- WHAT TO PRODUCE: Each entry needs to be restated exactly as written.

- THE RECORDS:
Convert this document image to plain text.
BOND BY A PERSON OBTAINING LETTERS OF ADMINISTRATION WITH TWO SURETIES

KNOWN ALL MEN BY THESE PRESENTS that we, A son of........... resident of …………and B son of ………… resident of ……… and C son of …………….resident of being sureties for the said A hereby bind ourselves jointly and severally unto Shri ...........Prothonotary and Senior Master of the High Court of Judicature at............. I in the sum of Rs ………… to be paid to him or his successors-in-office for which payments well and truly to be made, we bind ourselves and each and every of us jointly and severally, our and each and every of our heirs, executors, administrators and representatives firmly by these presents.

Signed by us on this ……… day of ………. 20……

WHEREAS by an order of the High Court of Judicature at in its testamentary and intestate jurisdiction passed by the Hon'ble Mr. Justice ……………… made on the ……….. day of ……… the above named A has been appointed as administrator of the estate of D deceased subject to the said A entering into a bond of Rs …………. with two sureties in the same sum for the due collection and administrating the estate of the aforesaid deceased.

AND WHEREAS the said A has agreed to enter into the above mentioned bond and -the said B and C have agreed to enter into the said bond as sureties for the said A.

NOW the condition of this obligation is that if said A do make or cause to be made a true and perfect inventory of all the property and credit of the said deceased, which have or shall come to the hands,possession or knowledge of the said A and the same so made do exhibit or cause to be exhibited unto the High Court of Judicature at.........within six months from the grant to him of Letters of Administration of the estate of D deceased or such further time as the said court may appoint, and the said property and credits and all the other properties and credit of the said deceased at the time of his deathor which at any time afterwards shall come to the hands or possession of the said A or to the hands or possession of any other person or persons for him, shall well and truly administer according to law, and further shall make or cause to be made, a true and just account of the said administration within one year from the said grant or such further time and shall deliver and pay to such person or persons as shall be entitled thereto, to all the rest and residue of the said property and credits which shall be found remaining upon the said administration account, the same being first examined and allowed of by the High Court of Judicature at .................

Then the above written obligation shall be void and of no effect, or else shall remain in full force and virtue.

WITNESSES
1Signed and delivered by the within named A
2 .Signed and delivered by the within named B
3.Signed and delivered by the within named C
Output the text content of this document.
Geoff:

- RESULT:
Convert this document image to plain text.
BOND BY A PERSON OBTAINING LETTERS OF ADMINISTRATION WITH TWO SURETIES

KNOWN ALL MEN BY THESE PRESENTS that we, A son of........... resident of …………and B son of ………… resident of ……… and C son of …………….resident of being sureties for the said A hereby bind ourselves jointly and severally unto Shri ...........Prothonotary and Senior Master of the High Court of Judicature at............. I in the sum of Rs ………… to be paid to him or his successors-in-office for which payments well and truly to be made, we bind ourselves and each and every of us jointly and severally, our and each and every of our heirs, executors, administrators and representatives firmly by these presents.

Signed by us on this ……… day of ………. 20……

WHEREAS by an order of the High Court of Judicature at in its testamentary and intestate jurisdiction passed by the Hon'ble Mr. Justice ……………… made on the ……….. day of ……… the above named A has been appointed as administrator of the estate of D deceased subject to the said A entering into a bond of Rs …………. with two sureties in the same sum for the due collection and administrating the estate of the aforesaid deceased.

AND WHEREAS the said A has agreed to enter into the above mentioned bond and -the said B and C have agreed to enter into the said bond as sureties for the said A.

NOW the condition of this obligation is that if said A do make or cause to be made a true and perfect inventory of all the property and credit of the said deceased, which have or shall come to the hands,possession or knowledge of the said A and the same so made do exhibit or cause to be exhibited unto the High Court of Judicature at.........within six months from the grant to him of Letters of Administration of the estate of D deceased or such further time as the said court may appoint, and the said property and credits and all the other properties and credit of the said deceased at the time of his deathor which at any time afterwards shall come to the hands or possession of the said A or to the hands or possession of any other person or persons for him, shall well and truly administer according to law, and further shall make or cause to be made, a true and just account of the said administration within one year from the said grant or such further time and shall deliver and pay to such person or persons as shall be entitled thereto, to all the rest and residue of the said property and credits which shall be found remaining upon the said administration account, the same being first examined and allowed of by the High Court of Judicature at .................

Then the above written obligation shall be void and of no effect, or else shall remain in full force and virtue.

WITNESSES
1Signed and delivered by the within named A
2 .Signed and delivered by the within named B
3.Signed and delivered by the within named C
Output the text content of this document.
Geoff:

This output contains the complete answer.